Short task: Reproduce all of the data that follows, character for character.

'''

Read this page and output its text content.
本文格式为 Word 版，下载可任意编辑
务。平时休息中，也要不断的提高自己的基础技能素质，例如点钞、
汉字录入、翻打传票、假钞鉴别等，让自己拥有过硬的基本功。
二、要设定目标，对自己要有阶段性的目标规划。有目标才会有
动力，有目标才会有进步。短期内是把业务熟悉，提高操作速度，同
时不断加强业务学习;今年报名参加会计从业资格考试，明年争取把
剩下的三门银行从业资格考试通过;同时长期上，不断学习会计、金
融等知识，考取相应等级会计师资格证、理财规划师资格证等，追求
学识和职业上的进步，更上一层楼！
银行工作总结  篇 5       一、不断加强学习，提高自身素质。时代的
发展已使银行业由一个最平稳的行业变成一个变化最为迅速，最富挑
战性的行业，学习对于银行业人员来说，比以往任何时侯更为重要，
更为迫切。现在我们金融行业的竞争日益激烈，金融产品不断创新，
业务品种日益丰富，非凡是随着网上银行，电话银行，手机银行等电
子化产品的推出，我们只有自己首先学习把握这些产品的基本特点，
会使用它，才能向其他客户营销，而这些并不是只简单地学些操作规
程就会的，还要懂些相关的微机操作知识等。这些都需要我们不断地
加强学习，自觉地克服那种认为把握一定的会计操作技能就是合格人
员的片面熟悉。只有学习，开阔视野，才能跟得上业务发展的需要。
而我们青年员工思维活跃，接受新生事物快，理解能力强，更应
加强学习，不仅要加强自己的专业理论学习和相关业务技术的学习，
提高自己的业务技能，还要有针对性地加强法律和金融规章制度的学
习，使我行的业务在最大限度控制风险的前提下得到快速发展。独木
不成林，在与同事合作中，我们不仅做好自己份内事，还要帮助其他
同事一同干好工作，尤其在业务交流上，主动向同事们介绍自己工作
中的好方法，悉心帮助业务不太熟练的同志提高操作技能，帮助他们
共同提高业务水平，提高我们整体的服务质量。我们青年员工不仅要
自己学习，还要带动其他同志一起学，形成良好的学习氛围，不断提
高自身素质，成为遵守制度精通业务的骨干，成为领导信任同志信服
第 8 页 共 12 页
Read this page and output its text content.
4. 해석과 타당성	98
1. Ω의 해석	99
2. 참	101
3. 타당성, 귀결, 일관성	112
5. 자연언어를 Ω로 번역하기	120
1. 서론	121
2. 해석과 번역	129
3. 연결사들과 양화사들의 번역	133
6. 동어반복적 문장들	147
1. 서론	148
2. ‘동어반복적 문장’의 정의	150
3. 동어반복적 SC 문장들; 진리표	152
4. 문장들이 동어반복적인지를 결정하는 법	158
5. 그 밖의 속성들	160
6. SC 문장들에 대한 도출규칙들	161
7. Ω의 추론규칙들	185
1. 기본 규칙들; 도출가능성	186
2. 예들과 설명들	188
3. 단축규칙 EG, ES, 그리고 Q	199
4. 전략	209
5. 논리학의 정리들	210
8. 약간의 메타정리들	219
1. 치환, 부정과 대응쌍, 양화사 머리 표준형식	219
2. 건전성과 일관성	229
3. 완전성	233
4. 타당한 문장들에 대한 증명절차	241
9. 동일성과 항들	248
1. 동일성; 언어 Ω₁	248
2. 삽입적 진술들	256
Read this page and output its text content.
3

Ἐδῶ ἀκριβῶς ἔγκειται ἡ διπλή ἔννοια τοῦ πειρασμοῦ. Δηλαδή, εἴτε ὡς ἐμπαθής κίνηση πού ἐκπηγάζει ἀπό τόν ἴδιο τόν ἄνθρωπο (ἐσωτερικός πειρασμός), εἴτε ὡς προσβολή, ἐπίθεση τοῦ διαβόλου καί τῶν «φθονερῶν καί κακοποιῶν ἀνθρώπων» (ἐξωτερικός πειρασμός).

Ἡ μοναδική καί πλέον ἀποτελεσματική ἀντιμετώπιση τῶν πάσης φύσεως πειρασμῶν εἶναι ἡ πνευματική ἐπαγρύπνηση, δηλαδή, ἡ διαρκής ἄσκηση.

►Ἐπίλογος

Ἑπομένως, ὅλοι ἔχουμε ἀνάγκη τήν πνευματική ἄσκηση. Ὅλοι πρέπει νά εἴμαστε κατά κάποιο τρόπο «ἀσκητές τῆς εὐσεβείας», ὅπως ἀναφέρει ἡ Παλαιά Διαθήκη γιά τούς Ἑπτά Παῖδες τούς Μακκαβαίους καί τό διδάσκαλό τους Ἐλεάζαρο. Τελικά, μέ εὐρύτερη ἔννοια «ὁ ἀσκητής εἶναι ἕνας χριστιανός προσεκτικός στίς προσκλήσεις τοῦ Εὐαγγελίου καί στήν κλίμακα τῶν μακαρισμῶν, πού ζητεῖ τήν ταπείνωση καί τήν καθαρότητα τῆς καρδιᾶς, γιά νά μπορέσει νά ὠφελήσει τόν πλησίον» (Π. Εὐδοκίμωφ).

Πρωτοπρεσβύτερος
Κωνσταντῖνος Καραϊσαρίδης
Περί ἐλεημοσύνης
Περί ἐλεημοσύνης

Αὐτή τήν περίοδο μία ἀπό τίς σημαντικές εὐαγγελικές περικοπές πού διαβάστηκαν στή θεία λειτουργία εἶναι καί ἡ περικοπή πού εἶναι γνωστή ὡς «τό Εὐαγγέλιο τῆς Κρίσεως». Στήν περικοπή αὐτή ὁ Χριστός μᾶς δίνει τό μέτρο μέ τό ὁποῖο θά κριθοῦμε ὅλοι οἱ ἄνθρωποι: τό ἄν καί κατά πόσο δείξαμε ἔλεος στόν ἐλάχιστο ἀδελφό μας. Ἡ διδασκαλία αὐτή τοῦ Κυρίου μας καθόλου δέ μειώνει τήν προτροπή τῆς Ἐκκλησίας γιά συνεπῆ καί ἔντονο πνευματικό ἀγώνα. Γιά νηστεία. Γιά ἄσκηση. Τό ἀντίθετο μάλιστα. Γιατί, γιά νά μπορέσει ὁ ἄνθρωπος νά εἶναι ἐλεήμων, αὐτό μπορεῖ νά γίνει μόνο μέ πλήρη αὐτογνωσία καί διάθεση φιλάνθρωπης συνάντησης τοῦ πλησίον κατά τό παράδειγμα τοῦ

'''

Full output:
Read this page and output its text content.
本文格式为 Word 版，下载可任意编辑
务。平时休息中，也要不断的提高自己的基础技能素质，例如点钞、
汉字录入、翻打传票、假钞鉴别等，让自己拥有过硬的基本功。
二、要设定目标，对自己要有阶段性的目标规划。有目标才会有
动力，有目标才会有进步。短期内是把业务熟悉，提高操作速度，同
时不断加强业务学习;今年报名参加会计从业资格考试，明年争取把
剩下的三门银行从业资格考试通过;同时长期上，不断学习会计、金
融等知识，考取相应等级会计师资格证、理财规划师资格证等，追求
学识和职业上的进步，更上一层楼！
银行工作总结  篇 5       一、不断加强学习，提高自身素质。时代的
发展已使银行业由一个最平稳的行业变成一个变化最为迅速，最富挑
战性的行业，学习对于银行业人员来说，比以往任何时侯更为重要，
更为迫切。现在我们金融行业的竞争日益激烈，金融产品不断创新，
业务品种日益丰富，非凡是随着网上银行，电话银行，手机银行等电
子化产品的推出，我们只有自己首先学习把握这些产品的基本特点，
会使用它，才能向其他客户营销，而这些并不是只简单地学些操作规
程就会的，还要懂些相关的微机操作知识等。这些都需要我们不断地
加强学习，自觉地克服那种认为把握一定的会计操作技能就是合格人
员的片面熟悉。只有学习，开阔视野，才能跟得上业务发展的需要。
而我们青年员工思维活跃，接受新生事物快，理解能力强，更应
加强学习，不仅要加强自己的专业理论学习和相关业务技术的学习，
提高自己的业务技能，还要有针对性地加强法律和金融规章制度的学
习，使我行的业务在最大限度控制风险的前提下得到快速发展。独木
不成林，在与同事合作中，我们不仅做好自己份内事，还要帮助其他
同事一同干好工作，尤其在业务交流上，主动向同事们介绍自己工作
中的好方法，悉心帮助业务不太熟练的同志提高操作技能，帮助他们
共同提高业务水平，提高我们整体的服务质量。我们青年员工不仅要
自己学习，还要带动其他同志一起学，形成良好的学习氛围，不断提
高自身素质，成为遵守制度精通业务的骨干，成为领导信任同志信服
第 8 页 共 12 页
Read this page and output its text content.
4. 해석과 타당성	98
1. Ω의 해석	99
2. 참	101
3. 타당성, 귀결, 일관성	112
5. 자연언어를 Ω로 번역하기	120
1. 서론	121
2. 해석과 번역	129
3. 연결사들과 양화사들의 번역	133
6. 동어반복적 문장들	147
1. 서론	148
2. ‘동어반복적 문장’의 정의	150
3. 동어반복적 SC 문장들; 진리표	152
4. 문장들이 동어반복적인지를 결정하는 법	158
5. 그 밖의 속성들	160
6. SC 문장들에 대한 도출규칙들	161
7. Ω의 추론규칙들	185
1. 기본 규칙들; 도출가능성	186
2. 예들과 설명들	188
3. 단축규칙 EG, ES, 그리고 Q	199
4. 전략	209
5. 논리학의 정리들	210
8. 약간의 메타정리들	219
1. 치환, 부정과 대응쌍, 양화사 머리 표준형식	219
2. 건전성과 일관성	229
3. 완전성	233
4. 타당한 문장들에 대한 증명절차	241
9. 동일성과 항들	248
1. 동일성; 언어 Ω₁	248
2. 삽입적 진술들	256
Read this page and output its text content.
3

Ἐδῶ ἀκριβῶς ἔγκειται ἡ διπλή ἔννοια τοῦ πειρασμοῦ. Δηλαδή, εἴτε ὡς ἐμπαθής κίνηση πού ἐκπηγάζει ἀπό τόν ἴδιο τόν ἄνθρωπο (ἐσωτερικός πειρασμός), εἴτε ὡς προσβολή, ἐπίθεση τοῦ διαβόλου καί τῶν «φθονερῶν καί κακοποιῶν ἀνθρώπων» (ἐξωτερικός πειρασμός).

Ἡ μοναδική καί πλέον ἀποτελεσματική ἀντιμετώπιση τῶν πάσης φύσεως πειρασμῶν εἶναι ἡ πνευματική ἐπαγρύπνηση, δηλαδή, ἡ διαρκής ἄσκηση.

►Ἐπίλογος

Ἑπομένως, ὅλοι ἔχουμε ἀνάγκη τήν πνευματική ἄσκηση. Ὅλοι πρέπει νά εἴμαστε κατά κάποιο τρόπο «ἀσκητές τῆς εὐσεβείας», ὅπως ἀναφέρει ἡ Παλαιά Διαθήκη γιά τούς Ἑπτά Παῖδες τούς Μακκαβαίους καί τό διδάσκαλό τους Ἐλεάζαρο. Τελικά, μέ εὐρύτερη ἔννοια «ὁ ἀσκητής εἶναι ἕνας χριστιανός προσεκτικός στίς προσκλήσεις τοῦ Εὐαγγελίου καί στήν κλίμακα τῶν μακαρισμῶν, πού ζητεῖ τήν ταπείνωση καί τήν καθαρότητα τῆς καρδιᾶς, γιά νά μπορέσει νά ὠφελήσει τόν πλησίον» (Π. Εὐδοκίμωφ).

Πρωτοπρεσβύτερος
Κωνσταντῖνος Καραϊσαρίδης
Περί ἐλεημοσύνης
Περί ἐλεημοσύνης

Αὐτή τήν περίοδο μία ἀπό τίς σημαντικές εὐαγγελικές περικοπές πού διαβάστηκαν στή θεία λειτουργία εἶναι καί ἡ περικοπή πού εἶναι γνωστή ὡς «τό Εὐαγγέλιο τῆς Κρίσεως». Στήν περικοπή αὐτή ὁ Χριστός μᾶς δίνει τό μέτρο μέ τό ὁποῖο θά κριθοῦμε ὅλοι οἱ ἄνθρωποι: τό ἄν καί κατά πόσο δείξαμε ἔλεος στόν ἐλάχιστο ἀδελφό μας. Ἡ διδασκαλία αὐτή τοῦ Κυρίου μας καθόλου δέ μειώνει τήν προτροπή τῆς Ἐκκλησίας γιά συνεπῆ καί ἔντονο πνευματικό ἀγώνα. Γιά νηστεία. Γιά ἄσκηση. Τό ἀντίθετο μάλιστα. Γιατί, γιά νά μπορέσει ὁ ἄνθρωπος νά εἶναι ἐλεήμων, αὐτό μπορεῖ νά γίνει μόνο μέ πλήρη αὐτογνωσία καί διάθεση φιλάνθρωπης συνάντησης τοῦ πλησίον κατά τό παράδειγμα τοῦ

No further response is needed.